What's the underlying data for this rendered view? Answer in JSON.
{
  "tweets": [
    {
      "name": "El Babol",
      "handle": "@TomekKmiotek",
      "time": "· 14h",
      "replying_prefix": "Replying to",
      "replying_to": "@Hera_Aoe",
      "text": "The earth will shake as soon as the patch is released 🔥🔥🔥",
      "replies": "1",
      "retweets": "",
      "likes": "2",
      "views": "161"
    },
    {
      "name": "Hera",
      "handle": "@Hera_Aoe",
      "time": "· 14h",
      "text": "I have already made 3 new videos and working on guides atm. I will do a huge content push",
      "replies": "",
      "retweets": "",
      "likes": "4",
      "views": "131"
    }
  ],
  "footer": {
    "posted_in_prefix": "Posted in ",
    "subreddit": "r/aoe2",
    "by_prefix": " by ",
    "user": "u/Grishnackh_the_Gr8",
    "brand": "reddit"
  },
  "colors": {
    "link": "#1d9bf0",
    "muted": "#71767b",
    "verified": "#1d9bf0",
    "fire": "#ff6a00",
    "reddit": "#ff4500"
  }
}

### TASK GOAL
From the records above, please extract every line and repeat it exactly.

### OUTPUT OF THE TASK
What's the underlying data for this rendered view? Answer in JSON.
{
  "tweets": [
    {
      "name": "El Babol",
      "handle": "@TomekKmiotek",
      "time": "· 14h",
      "replying_prefix": "Replying to",
      "replying_to": "@Hera_Aoe",
      "text": "The earth will shake as soon as the patch is released 🔥🔥🔥",
      "replies": "1",
      "retweets": "",
      "likes": "2",
      "views": "161"
    },
    {
      "name": "Hera",
      "handle": "@Hera_Aoe",
      "time": "· 14h",
      "text": "I have already made 3 new videos and working on guides atm. I will do a huge content push",
      "replies": "",
      "retweets": "",
      "likes": "4",
      "views": "131"
    }
  ],
  "footer": {
    "posted_in_prefix": "Posted in ",
    "subreddit": "r/aoe2",
    "by_prefix": " by ",
    "user": "u/Grishnackh_the_Gr8",
    "brand": "reddit"
  },
  "colors": {
    "link": "#1d9bf0",
    "muted": "#71767b",
    "verified": "#1d9bf0",
    "fire": "#ff6a00",
    "reddit": "#ff4500"
  }
}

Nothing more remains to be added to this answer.